DIRECTIVE ->
Beneath this task is a listing; retype all of it exactly.
* * * * * * * * *
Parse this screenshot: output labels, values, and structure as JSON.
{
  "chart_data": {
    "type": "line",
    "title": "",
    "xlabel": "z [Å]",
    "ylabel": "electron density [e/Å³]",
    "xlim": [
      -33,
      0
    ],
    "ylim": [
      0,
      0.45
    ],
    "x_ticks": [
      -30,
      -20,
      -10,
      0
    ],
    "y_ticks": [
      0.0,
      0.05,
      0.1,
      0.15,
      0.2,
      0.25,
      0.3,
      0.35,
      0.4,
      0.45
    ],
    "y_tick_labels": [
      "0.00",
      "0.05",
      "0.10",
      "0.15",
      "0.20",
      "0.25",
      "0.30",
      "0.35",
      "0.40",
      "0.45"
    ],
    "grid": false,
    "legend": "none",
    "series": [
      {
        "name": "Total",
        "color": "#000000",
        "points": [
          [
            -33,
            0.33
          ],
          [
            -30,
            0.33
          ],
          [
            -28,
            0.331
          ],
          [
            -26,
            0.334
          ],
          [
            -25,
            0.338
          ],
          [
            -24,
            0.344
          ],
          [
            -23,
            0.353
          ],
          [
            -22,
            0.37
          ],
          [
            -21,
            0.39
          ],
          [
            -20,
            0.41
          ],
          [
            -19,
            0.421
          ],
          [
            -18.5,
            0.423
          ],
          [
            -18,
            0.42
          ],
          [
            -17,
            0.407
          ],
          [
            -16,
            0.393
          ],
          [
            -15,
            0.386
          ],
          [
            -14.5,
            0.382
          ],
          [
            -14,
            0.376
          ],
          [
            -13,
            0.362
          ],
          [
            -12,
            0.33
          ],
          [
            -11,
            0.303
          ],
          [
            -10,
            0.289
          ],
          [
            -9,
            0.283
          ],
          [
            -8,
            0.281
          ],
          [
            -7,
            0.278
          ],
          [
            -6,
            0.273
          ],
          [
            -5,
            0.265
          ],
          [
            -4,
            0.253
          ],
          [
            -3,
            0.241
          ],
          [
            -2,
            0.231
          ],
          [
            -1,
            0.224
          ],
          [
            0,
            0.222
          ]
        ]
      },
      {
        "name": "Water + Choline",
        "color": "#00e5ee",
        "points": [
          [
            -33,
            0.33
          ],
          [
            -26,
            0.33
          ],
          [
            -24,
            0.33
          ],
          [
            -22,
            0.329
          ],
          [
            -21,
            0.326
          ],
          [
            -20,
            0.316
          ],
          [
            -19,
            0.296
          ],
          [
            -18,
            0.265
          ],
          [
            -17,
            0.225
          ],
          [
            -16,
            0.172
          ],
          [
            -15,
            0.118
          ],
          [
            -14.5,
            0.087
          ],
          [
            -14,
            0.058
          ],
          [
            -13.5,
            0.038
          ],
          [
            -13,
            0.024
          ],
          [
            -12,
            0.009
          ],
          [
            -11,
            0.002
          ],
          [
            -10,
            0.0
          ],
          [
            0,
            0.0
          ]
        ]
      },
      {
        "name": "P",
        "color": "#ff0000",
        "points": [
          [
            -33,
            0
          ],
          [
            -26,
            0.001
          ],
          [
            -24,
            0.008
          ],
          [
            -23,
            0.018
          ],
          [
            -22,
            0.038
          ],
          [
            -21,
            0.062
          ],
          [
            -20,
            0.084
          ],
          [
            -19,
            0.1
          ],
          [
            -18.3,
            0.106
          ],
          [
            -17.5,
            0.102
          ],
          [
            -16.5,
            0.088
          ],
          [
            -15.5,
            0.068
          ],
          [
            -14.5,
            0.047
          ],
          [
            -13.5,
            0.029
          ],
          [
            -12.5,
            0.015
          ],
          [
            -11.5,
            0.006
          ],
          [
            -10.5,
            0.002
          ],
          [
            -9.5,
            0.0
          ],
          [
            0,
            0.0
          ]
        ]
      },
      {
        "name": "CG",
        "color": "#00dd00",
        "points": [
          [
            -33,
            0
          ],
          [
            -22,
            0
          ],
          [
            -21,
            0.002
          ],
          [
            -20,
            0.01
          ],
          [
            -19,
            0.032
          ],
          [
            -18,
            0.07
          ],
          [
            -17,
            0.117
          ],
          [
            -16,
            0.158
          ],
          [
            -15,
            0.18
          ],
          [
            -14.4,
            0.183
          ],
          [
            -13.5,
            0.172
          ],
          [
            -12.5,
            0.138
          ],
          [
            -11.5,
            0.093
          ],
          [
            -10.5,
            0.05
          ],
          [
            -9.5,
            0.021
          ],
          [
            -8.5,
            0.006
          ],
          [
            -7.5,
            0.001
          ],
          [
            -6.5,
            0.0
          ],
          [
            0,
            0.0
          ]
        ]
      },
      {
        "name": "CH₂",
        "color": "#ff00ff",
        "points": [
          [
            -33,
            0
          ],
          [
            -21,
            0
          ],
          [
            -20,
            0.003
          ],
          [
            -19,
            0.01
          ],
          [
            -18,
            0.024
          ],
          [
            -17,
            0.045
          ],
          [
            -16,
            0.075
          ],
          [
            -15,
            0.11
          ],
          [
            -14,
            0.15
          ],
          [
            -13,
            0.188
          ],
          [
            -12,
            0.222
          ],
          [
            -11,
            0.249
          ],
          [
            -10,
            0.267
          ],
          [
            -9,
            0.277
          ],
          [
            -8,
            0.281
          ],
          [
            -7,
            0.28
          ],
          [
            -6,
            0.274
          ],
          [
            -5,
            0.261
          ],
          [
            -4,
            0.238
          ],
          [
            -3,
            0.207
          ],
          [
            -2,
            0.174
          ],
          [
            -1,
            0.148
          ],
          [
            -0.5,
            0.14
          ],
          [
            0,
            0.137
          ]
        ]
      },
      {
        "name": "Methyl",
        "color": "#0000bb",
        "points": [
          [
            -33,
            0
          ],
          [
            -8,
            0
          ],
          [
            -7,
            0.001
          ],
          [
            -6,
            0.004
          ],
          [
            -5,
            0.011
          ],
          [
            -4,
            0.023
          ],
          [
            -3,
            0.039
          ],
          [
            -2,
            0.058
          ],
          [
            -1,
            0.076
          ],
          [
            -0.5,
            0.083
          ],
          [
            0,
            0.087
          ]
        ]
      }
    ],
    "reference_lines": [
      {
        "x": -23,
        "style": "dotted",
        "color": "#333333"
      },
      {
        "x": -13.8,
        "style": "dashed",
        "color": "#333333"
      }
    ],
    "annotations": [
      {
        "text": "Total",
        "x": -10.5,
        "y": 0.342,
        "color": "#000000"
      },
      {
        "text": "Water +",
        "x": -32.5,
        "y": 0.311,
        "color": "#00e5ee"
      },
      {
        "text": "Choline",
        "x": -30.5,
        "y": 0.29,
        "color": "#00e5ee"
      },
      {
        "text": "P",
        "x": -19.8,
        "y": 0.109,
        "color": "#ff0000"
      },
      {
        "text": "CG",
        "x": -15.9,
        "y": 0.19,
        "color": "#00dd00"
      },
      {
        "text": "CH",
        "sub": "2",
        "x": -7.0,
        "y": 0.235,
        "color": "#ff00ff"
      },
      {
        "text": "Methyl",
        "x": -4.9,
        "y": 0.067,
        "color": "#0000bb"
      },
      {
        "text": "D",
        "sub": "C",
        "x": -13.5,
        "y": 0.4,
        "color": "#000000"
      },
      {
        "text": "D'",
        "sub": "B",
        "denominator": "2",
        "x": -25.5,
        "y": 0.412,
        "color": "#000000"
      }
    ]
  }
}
* * * * * * * * *
OUTPUT OF THE TASK ->
Parse this screenshot: output labels, values, and structure as JSON.
{
  "chart_data": {
    "type": "line",
    "title": "",
    "xlabel": "z [Å]",
    "ylabel": "electron density [e/Å³]",
    "xlim": [
      -33,
      0
    ],
    "ylim": [
      0,
      0.45
    ],
    "x_ticks": [
      -30,
      -20,
      -10,
      0
    ],
    "y_ticks": [
      0.0,
      0.05,
      0.1,
      0.15,
      0.2,
      0.25,
      0.3,
      0.35,
      0.4,
      0.45
    ],
    "y_tick_labels": [
      "0.00",
      "0.05",
      "0.10",
      "0.15",
      "0.20",
      "0.25",
      "0.30",
      "0.35",
      "0.40",
      "0.45"
    ],
    "grid": false,
    "legend": "none",
    "series": [
      {
        "name": "Total",
        "color": "#000000",
        "points": [
          [
            -33,
            0.33
          ],
          [
            -30,
            0.33
          ],
          [
            -28,
            0.331
          ],
          [
            -26,
            0.334
          ],
          [
            -25,
            0.338
          ],
          [
            -24,
            0.344
          ],
          [
            -23,
            0.353
          ],
          [
            -22,
            0.37
          ],
          [
            -21,
            0.39
          ],
          [
            -20,
            0.41
          ],
          [
            -19,
            0.421
          ],
          [
            -18.5,
            0.423
          ],
          [
            -18,
            0.42
          ],
          [
            -17,
            0.407
          ],
          [
            -16,
            0.393
          ],
          [
            -15,
            0.386
          ],
          [
            -14.5,
            0.382
          ],
          [
            -14,
            0.376
          ],
          [
            -13,
            0.362
          ],
          [
            -12,
            0.33
          ],
          [
            -11,
            0.303
          ],
          [
            -10,
            0.289
          ],
          [
            -9,
            0.283
          ],
          [
            -8,
            0.281
          ],
          [
            -7,
            0.278
          ],
          [
            -6,
            0.273
          ],
          [
            -5,
            0.265
          ],
          [
            -4,
            0.253
          ],
          [
            -3,
            0.241
          ],
          [
            -2,
            0.231
          ],
          [
            -1,
            0.224
          ],
          [
            0,
            0.222
          ]
        ]
      },
      {
        "name": "Water + Choline",
        "color": "#00e5ee",
        "points": [
          [
            -33,
            0.33
          ],
          [
            -26,
            0.33
          ],
          [
            -24,
            0.33
          ],
          [
            -22,
            0.329
          ],
          [
            -21,
            0.326
          ],
          [
            -20,
            0.316
          ],
          [
            -19,
            0.296
          ],
          [
            -18,
            0.265
          ],
          [
            -17,
            0.225
          ],
          [
            -16,
            0.172
          ],
          [
            -15,
            0.118
          ],
          [
            -14.5,
            0.087
          ],
          [
            -14,
            0.058
          ],
          [
            -13.5,
            0.038
          ],
          [
            -13,
            0.024
          ],
          [
            -12,
            0.009
          ],
          [
            -11,
            0.002
          ],
          [
            -10,
            0.0
          ],
          [
            0,
            0.0
          ]
        ]
      },
      {
        "name": "P",
        "color": "#ff0000",
        "points": [
          [
            -33,
            0
          ],
          [
            -26,
            0.001
          ],
          [
            -24,
            0.008
          ],
          [
            -23,
            0.018
          ],
          [
            -22,
            0.038
          ],
          [
            -21,
            0.062
          ],
          [
            -20,
            0.084
          ],
          [
            -19,
            0.1
          ],
          [
            -18.3,
            0.106
          ],
          [
            -17.5,
            0.102
          ],
          [
            -16.5,
            0.088
          ],
          [
            -15.5,
            0.068
          ],
          [
            -14.5,
            0.047
          ],
          [
            -13.5,
            0.029
          ],
          [
            -12.5,
            0.015
          ],
          [
            -11.5,
            0.006
          ],
          [
            -10.5,
            0.002
          ],
          [
            -9.5,
            0.0
          ],
          [
            0,
            0.0
          ]
        ]
      },
      {
        "name": "CG",
        "color": "#00dd00",
        "points": [
          [
            -33,
            0
          ],
          [
            -22,
            0
          ],
          [
            -21,
            0.002
          ],
          [
            -20,
            0.01
          ],
          [
            -19,
            0.032
          ],
          [
            -18,
            0.07
          ],
          [
            -17,
            0.117
          ],
          [
            -16,
            0.158
          ],
          [
            -15,
            0.18
          ],
          [
            -14.4,
            0.183
          ],
          [
            -13.5,
            0.172
          ],
          [
            -12.5,
            0.138
          ],
          [
            -11.5,
            0.093
          ],
          [
            -10.5,
            0.05
          ],
          [
            -9.5,
            0.021
          ],
          [
            -8.5,
            0.006
          ],
          [
            -7.5,
            0.001
          ],
          [
            -6.5,
            0.0
          ],
          [
            0,
            0.0
          ]
        ]
      },
      {
        "name": "CH₂",
        "color": "#ff00ff",
        "points": [
          [
            -33,
            0
          ],
          [
            -21,
            0
          ],
          [
            -20,
            0.003
          ],
          [
            -19,
            0.01
          ],
          [
            -18,
            0.024
          ],
          [
            -17,
            0.045
          ],
          [
            -16,
            0.075
          ],
          [
            -15,
            0.11
          ],
          [
            -14,
            0.15
          ],
          [
            -13,
            0.188
          ],
          [
            -12,
            0.222
          ],
          [
            -11,
            0.249
          ],
          [
            -10,
            0.267
          ],
          [
            -9,
            0.277
          ],
          [
            -8,
            0.281
          ],
          [
            -7,
            0.28
          ],
          [
            -6,
            0.274
          ],
          [
            -5,
            0.261
          ],
          [
            -4,
            0.238
          ],
          [
            -3,
            0.207
          ],
          [
            -2,
            0.174
          ],
          [
            -1,
            0.148
          ],
          [
            -0.5,
            0.14
          ],
          [
            0,
            0.137
          ]
        ]
      },
      {
        "name": "Methyl",
        "color": "#0000bb",
        "points": [
          [
            -33,
            0
          ],
          [
            -8,
            0
          ],
          [
            -7,
            0.001
          ],
          [
            -6,
            0.004
          ],
          [
            -5,
            0.011
          ],
          [
            -4,
            0.023
          ],
          [
            -3,
            0.039
          ],
          [
            -2,
            0.058
          ],
          [
            -1,
            0.076
          ],
          [
            -0.5,
            0.083
          ],
          [
            0,
            0.087
          ]
        ]
      }
    ],
    "reference_lines": [
      {
        "x": -23,
        "style": "dotted",
        "color": "#333333"
      },
      {
        "x": -13.8,
        "style": "dashed",
        "color": "#333333"
      }
    ],
    "annotations": [
      {
        "text": "Total",
        "x": -10.5,
        "y": 0.342,
        "color": "#000000"
      },
      {
        "text": "Water +",
        "x": -32.5,
        "y": 0.311,
        "color": "#00e5ee"
      },
      {
        "text": "Choline",
        "x": -30.5,
        "y": 0.29,
        "color": "#00e5ee"
      },
      {
        "text": "P",
        "x": -19.8,
        "y": 0.109,
        "color": "#ff0000"
      },
      {
        "text": "CG",
        "x": -15.9,
        "y": 0.19,
        "color": "#00dd00"
      },
      {
        "text": "CH",
        "sub": "2",
        "x": -7.0,
        "y": 0.235,
        "color": "#ff00ff"
      },
      {
        "text": "Methyl",
        "x": -4.9,
        "y": 0.067,
        "color": "#0000bb"
      },
      {
        "text": "D",
        "sub": "C",
        "x": -13.5,
        "y": 0.4,
        "color": "#000000"
      },
      {
        "text": "D'",
        "sub": "B",
        "denominator": "2",
        "x": -25.5,
        "y": 0.412,
        "color": "#000000"
      }
    ]
  }
}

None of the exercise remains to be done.